**REQUIRED TASK**.
Extract every line from the records below that contains the word "JSON".

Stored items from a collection
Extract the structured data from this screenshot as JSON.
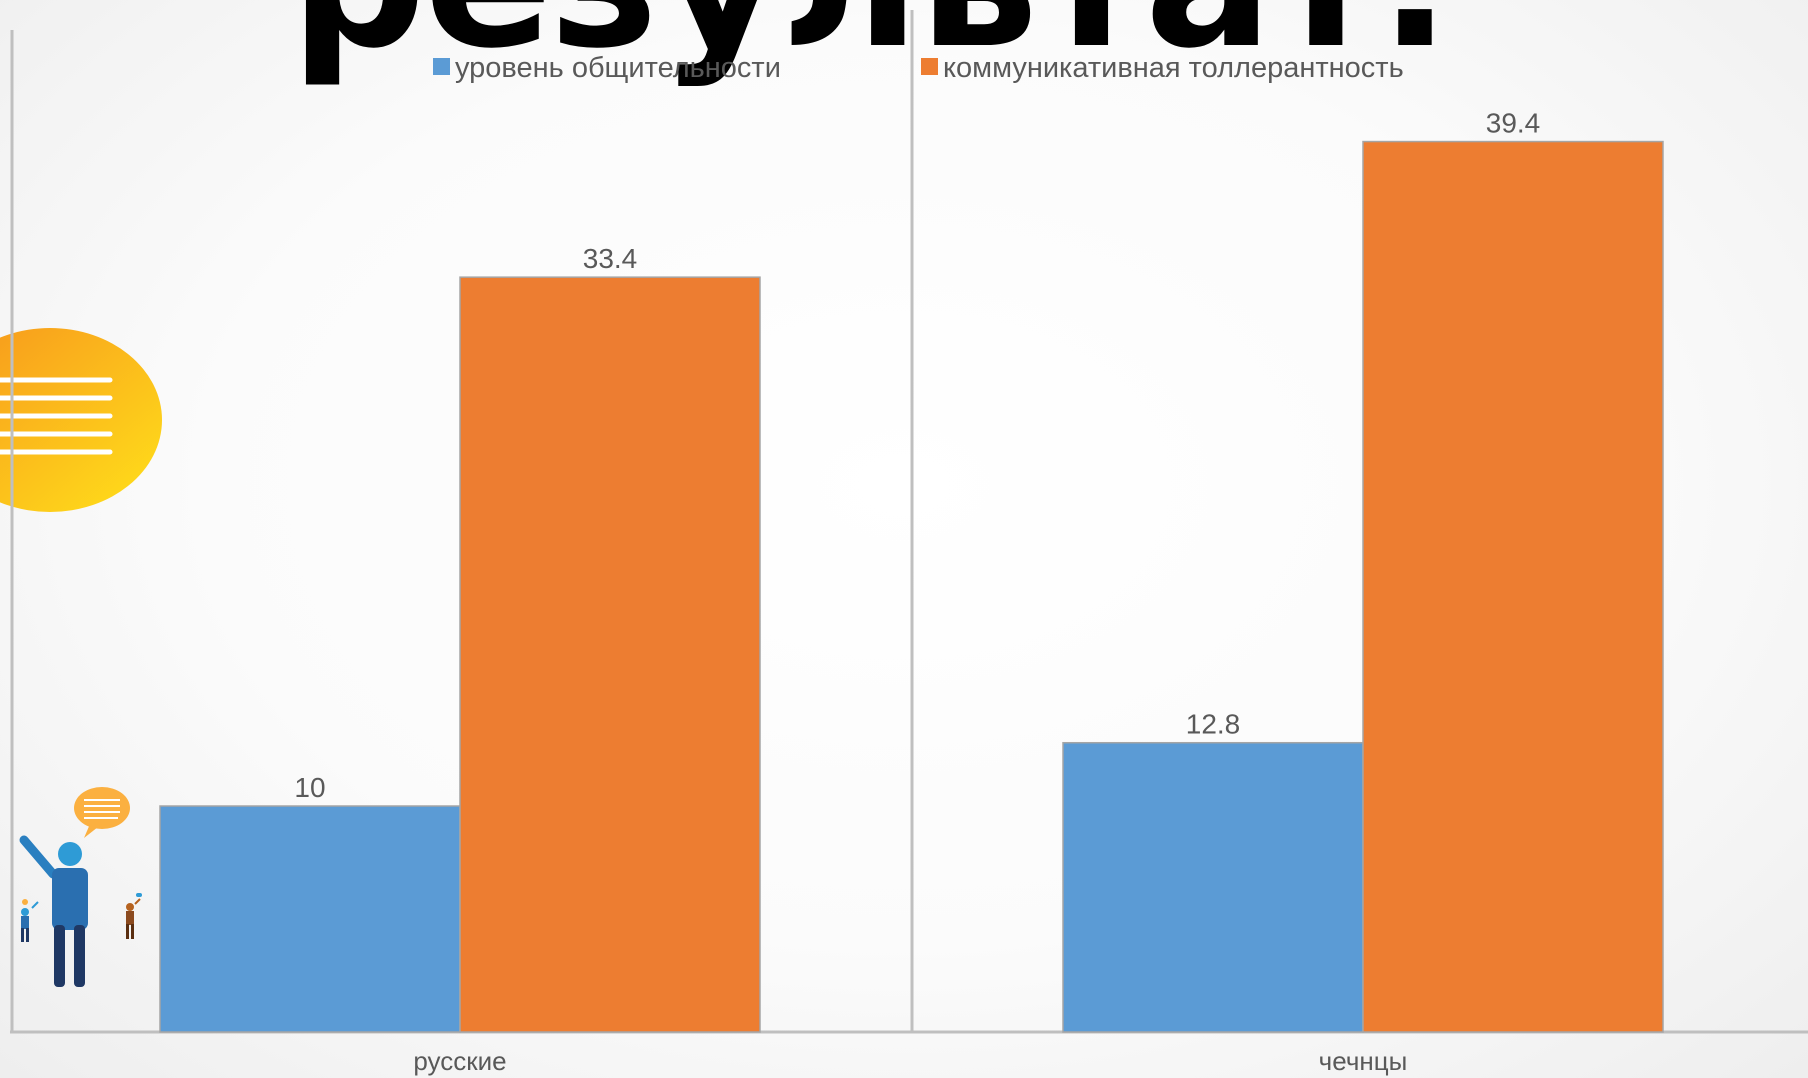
{
  "slide": {
    "title_fragment": "результат."
  },
  "chart_data": {
    "type": "bar",
    "categories": [
      "русские",
      "чечнцы"
    ],
    "series": [
      {
        "name": "уровень общительности",
        "color": "#5b9bd5",
        "values": [
          10,
          12.8
        ]
      },
      {
        "name": "коммуникативная толлерантность",
        "color": "#ed7d31",
        "values": [
          33.4,
          39.4
        ]
      }
    ],
    "ylim": [
      0,
      45
    ],
    "grid": false,
    "legend_position": "top",
    "data_labels": true
  },
  "decorations": {
    "speech_bubble_color": "#fbb040",
    "figure_colors": [
      "#1f3864",
      "#2e9bd6",
      "#8b4a1e"
    ]
  }
}
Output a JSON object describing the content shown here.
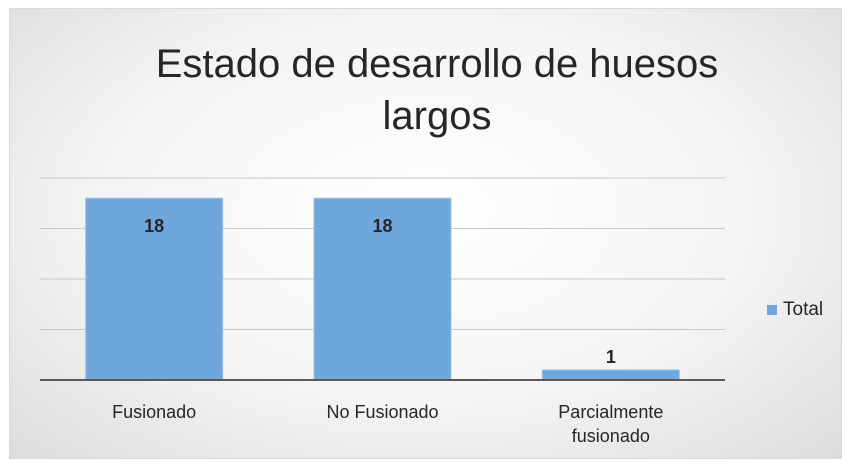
{
  "chart_data": {
    "type": "bar",
    "title": "Estado de desarrollo de huesos largos",
    "categories": [
      "Fusionado",
      "No Fusionado",
      "Parcialmente fusionado"
    ],
    "series": [
      {
        "name": "Total",
        "color": "#6fa6dc",
        "values": [
          18,
          18,
          1
        ]
      }
    ],
    "ylim": [
      0,
      20
    ],
    "yticks": [
      0,
      5,
      10,
      15,
      20
    ],
    "grid": true,
    "legend": "right"
  }
}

**TASK OUTPUT**.
Extract the structured data from this screenshot as JSON.
Output a JSON object describing the content shown here.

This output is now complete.